#### DIRECTION:
Find each line holding the word "this" and give the total alone.

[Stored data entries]

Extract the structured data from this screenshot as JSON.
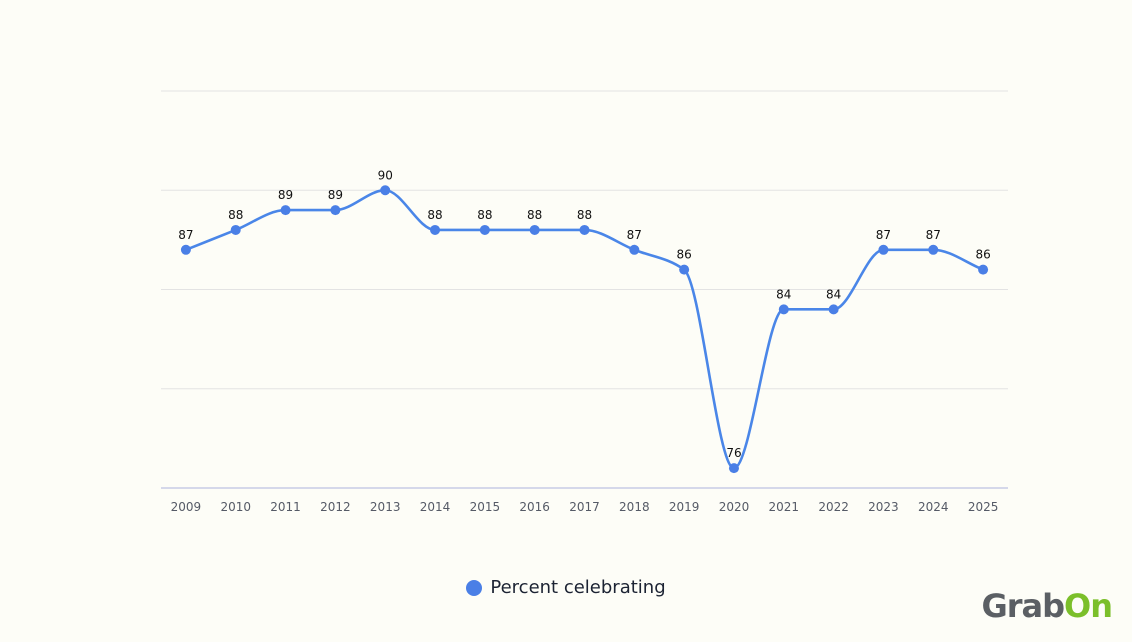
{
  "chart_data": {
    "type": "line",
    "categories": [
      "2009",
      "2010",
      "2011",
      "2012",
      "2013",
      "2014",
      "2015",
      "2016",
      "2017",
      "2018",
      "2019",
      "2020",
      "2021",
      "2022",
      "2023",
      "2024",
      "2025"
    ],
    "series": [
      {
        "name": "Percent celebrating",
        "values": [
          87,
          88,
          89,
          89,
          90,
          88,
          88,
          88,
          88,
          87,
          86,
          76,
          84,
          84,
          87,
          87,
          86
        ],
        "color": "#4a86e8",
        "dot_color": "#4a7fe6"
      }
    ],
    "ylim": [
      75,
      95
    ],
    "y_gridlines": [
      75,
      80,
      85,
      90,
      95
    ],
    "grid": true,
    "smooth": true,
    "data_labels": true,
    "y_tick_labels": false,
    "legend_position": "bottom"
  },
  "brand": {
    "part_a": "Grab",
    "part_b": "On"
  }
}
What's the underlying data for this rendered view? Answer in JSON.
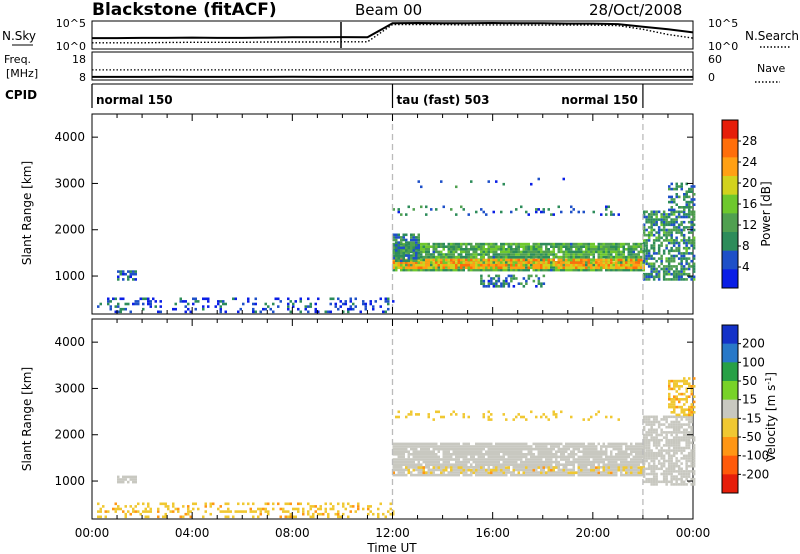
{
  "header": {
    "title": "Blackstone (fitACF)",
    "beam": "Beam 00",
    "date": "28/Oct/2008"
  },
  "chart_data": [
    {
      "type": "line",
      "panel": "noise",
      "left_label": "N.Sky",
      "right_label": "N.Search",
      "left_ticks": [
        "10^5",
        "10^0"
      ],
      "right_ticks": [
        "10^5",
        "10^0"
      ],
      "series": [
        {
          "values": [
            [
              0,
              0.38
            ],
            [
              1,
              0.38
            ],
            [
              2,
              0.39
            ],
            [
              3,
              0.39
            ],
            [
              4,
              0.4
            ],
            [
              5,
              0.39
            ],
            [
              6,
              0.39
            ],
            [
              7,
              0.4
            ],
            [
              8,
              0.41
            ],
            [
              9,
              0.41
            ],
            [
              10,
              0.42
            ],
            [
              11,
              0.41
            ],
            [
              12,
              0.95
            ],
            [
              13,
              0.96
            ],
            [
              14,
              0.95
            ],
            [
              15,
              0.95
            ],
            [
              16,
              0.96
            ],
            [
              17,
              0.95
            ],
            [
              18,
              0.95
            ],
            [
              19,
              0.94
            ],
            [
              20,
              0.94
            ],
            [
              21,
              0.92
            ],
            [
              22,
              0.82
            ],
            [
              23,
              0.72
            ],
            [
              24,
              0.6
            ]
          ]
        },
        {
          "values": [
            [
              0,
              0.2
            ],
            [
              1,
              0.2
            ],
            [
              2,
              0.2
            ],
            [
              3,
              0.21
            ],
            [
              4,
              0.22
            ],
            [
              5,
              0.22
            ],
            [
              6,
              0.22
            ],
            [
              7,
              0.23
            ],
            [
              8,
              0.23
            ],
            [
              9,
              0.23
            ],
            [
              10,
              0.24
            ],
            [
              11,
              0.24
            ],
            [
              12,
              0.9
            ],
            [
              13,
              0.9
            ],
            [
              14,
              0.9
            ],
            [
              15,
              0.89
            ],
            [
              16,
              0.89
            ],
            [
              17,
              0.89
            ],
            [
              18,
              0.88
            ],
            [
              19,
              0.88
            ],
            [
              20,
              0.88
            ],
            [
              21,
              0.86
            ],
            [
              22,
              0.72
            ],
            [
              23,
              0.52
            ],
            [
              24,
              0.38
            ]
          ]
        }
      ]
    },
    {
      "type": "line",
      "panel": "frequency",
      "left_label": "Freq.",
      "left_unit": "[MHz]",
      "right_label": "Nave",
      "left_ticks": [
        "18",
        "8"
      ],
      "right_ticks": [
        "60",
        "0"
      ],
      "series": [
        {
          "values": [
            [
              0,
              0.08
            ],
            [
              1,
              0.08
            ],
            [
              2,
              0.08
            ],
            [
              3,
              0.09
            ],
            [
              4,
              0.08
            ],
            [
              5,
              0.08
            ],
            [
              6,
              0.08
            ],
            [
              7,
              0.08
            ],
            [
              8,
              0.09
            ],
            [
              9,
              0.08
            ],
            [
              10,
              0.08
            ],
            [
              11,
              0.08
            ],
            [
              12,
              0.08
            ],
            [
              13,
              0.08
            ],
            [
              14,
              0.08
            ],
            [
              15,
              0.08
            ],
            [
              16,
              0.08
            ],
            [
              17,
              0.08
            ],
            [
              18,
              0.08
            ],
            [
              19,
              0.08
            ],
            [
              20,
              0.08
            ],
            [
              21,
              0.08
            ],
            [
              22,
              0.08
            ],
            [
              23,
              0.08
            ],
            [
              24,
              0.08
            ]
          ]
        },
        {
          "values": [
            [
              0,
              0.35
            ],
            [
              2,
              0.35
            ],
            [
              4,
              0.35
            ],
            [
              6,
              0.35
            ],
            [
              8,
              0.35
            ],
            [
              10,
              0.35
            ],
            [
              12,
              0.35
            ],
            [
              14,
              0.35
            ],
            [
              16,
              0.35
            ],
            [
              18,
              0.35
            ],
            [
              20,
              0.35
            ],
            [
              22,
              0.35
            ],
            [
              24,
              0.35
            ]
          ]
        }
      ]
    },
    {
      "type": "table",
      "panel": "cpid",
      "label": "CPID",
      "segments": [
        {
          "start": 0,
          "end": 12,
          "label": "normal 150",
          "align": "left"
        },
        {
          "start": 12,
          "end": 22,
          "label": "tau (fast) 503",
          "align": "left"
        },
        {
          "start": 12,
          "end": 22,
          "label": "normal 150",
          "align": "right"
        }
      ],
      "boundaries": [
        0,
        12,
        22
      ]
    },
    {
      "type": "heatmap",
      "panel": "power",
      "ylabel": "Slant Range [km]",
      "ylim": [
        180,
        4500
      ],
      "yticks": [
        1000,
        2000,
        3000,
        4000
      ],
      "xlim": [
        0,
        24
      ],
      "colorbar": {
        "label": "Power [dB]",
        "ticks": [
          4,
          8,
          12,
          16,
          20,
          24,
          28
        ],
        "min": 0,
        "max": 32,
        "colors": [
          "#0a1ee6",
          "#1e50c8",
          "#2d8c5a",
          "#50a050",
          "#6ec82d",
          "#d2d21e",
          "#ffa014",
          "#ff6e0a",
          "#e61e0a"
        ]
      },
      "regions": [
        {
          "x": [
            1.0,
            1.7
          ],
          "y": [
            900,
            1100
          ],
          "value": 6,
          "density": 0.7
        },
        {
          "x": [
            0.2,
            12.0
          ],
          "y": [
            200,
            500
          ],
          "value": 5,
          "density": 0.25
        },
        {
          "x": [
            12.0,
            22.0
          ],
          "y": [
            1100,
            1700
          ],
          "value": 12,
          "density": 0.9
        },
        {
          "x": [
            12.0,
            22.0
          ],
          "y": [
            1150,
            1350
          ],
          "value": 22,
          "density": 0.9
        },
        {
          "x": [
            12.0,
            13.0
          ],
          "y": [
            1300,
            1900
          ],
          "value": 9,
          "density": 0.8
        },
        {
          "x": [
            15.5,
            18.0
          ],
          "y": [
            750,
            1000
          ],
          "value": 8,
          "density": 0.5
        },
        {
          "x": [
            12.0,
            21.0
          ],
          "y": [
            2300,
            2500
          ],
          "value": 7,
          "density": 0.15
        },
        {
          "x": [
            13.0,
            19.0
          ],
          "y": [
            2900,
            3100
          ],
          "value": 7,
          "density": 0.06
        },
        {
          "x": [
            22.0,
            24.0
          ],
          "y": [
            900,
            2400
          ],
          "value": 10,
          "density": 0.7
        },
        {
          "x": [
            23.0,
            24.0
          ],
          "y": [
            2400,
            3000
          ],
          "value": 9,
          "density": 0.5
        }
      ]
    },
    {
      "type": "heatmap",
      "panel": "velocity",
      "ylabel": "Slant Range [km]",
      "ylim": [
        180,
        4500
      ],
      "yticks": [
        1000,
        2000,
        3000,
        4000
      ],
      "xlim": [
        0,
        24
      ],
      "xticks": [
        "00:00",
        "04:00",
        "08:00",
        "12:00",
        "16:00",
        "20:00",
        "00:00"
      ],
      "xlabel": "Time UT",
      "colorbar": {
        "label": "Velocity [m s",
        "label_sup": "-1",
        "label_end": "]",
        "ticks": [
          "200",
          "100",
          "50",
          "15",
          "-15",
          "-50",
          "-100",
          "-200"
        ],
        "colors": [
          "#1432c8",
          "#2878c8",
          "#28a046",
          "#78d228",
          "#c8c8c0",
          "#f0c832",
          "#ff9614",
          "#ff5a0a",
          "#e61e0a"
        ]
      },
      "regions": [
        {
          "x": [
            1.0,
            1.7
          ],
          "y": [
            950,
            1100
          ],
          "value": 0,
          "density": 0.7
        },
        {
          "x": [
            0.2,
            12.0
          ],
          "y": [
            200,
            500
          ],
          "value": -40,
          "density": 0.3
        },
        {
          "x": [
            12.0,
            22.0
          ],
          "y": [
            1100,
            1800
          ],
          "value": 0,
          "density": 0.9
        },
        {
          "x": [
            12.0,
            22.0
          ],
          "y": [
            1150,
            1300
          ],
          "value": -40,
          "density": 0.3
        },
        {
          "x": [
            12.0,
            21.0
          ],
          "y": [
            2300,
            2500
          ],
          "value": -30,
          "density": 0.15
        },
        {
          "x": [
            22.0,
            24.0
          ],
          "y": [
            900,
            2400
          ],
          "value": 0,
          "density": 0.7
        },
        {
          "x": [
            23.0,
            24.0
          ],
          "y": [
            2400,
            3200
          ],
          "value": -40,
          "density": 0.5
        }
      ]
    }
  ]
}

#### EXERCISE RESPONSE:
2